Type every record exactly as it appears.

-------- RECORDS TO PROCESS --------

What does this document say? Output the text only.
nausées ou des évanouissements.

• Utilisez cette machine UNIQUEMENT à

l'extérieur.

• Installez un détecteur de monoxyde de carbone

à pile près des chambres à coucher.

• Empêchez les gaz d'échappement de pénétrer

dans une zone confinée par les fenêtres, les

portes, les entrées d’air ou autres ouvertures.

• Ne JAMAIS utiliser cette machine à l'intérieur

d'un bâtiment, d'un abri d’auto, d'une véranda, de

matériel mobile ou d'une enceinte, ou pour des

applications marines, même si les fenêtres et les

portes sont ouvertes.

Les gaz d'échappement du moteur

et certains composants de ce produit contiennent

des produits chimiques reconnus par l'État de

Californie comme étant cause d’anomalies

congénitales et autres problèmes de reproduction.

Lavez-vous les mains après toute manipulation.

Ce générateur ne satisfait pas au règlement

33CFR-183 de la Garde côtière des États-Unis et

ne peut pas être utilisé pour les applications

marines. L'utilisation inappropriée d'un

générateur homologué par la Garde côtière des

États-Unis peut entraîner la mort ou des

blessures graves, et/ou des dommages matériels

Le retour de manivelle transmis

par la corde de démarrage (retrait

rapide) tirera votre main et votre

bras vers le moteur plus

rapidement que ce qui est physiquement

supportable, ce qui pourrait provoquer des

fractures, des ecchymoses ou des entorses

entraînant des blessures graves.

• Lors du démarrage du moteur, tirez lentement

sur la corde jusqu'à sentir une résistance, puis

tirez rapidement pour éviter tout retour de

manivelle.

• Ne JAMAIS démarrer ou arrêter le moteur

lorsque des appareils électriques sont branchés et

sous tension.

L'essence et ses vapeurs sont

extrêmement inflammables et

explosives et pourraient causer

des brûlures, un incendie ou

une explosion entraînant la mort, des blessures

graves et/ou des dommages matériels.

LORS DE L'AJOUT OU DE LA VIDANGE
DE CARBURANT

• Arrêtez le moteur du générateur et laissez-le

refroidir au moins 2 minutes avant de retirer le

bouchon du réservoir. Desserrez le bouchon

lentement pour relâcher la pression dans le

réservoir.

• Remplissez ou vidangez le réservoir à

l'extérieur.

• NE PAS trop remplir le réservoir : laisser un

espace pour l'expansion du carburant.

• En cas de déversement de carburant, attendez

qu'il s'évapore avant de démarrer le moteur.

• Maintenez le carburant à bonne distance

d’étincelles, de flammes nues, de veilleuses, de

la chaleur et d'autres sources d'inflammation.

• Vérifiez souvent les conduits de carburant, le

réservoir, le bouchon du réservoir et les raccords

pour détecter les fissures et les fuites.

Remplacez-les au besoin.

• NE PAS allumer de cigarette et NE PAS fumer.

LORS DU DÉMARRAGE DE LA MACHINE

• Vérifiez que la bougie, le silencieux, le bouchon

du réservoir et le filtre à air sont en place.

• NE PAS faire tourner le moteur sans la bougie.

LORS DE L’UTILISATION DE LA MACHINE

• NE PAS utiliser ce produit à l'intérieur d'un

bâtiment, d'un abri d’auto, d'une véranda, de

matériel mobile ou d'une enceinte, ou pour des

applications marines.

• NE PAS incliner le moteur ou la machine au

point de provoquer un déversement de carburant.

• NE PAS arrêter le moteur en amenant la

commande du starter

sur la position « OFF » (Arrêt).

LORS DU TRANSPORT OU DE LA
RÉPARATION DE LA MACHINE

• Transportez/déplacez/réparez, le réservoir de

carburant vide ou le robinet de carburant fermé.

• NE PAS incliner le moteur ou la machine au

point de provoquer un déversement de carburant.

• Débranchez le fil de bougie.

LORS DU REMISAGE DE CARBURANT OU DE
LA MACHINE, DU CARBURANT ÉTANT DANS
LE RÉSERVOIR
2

--------

» REPLY TO THE EXERCISE
What does this document say? Output the text only.
nausées ou des évanouissements.

• Utilisez cette machine UNIQUEMENT à

l'extérieur.

• Installez un détecteur de monoxyde de carbone

à pile près des chambres à coucher.

• Empêchez les gaz d'échappement de pénétrer

dans une zone confinée par les fenêtres, les

portes, les entrées d’air ou autres ouvertures.

• Ne JAMAIS utiliser cette machine à l'intérieur

d'un bâtiment, d'un abri d’auto, d'une véranda, de

matériel mobile ou d'une enceinte, ou pour des

applications marines, même si les fenêtres et les

portes sont ouvertes.

Les gaz d'échappement du moteur

et certains composants de ce produit contiennent

des produits chimiques reconnus par l'État de

Californie comme étant cause d’anomalies

congénitales et autres problèmes de reproduction.

Lavez-vous les mains après toute manipulation.

Ce générateur ne satisfait pas au règlement

33CFR-183 de la Garde côtière des États-Unis et

ne peut pas être utilisé pour les applications

marines. L'utilisation inappropriée d'un

générateur homologué par la Garde côtière des

États-Unis peut entraîner la mort ou des

blessures graves, et/ou des dommages matériels

Le retour de manivelle transmis

par la corde de démarrage (retrait

rapide) tirera votre main et votre

bras vers le moteur plus

rapidement que ce qui est physiquement

supportable, ce qui pourrait provoquer des

fractures, des ecchymoses ou des entorses

entraînant des blessures graves.

• Lors du démarrage du moteur, tirez lentement

sur la corde jusqu'à sentir une résistance, puis

tirez rapidement pour éviter tout retour de

manivelle.

• Ne JAMAIS démarrer ou arrêter le moteur

lorsque des appareils électriques sont branchés et

sous tension.

L'essence et ses vapeurs sont

extrêmement inflammables et

explosives et pourraient causer

des brûlures, un incendie ou

une explosion entraînant la mort, des blessures

graves et/ou des dommages matériels.

LORS DE L'AJOUT OU DE LA VIDANGE
DE CARBURANT

• Arrêtez le moteur du générateur et laissez-le

refroidir au moins 2 minutes avant de retirer le

bouchon du réservoir. Desserrez le bouchon

lentement pour relâcher la pression dans le

réservoir.

• Remplissez ou vidangez le réservoir à

l'extérieur.

• NE PAS trop remplir le réservoir : laisser un

espace pour l'expansion du carburant.

• En cas de déversement de carburant, attendez

qu'il s'évapore avant de démarrer le moteur.

• Maintenez le carburant à bonne distance

d’étincelles, de flammes nues, de veilleuses, de

la chaleur et d'autres sources d'inflammation.

• Vérifiez souvent les conduits de carburant, le

réservoir, le bouchon du réservoir et les raccords

pour détecter les fissures et les fuites.

Remplacez-les au besoin.

• NE PAS allumer de cigarette et NE PAS fumer.

LORS DU DÉMARRAGE DE LA MACHINE

• Vérifiez que la bougie, le silencieux, le bouchon

du réservoir et le filtre à air sont en place.

• NE PAS faire tourner le moteur sans la bougie.

LORS DE L’UTILISATION DE LA MACHINE

• NE PAS utiliser ce produit à l'intérieur d'un

bâtiment, d'un abri d’auto, d'une véranda, de

matériel mobile ou d'une enceinte, ou pour des

applications marines.

• NE PAS incliner le moteur ou la machine au

point de provoquer un déversement de carburant.

• NE PAS arrêter le moteur en amenant la

commande du starter

sur la position « OFF » (Arrêt).

LORS DU TRANSPORT OU DE LA
RÉPARATION DE LA MACHINE

• Transportez/déplacez/réparez, le réservoir de

carburant vide ou le robinet de carburant fermé.

• NE PAS incliner le moteur ou la machine au

point de provoquer un déversement de carburant.

• Débranchez le fil de bougie.

LORS DU REMISAGE DE CARBURANT OU DE
LA MACHINE, DU CARBURANT ÉTANT DANS
LE RÉSERVOIR
2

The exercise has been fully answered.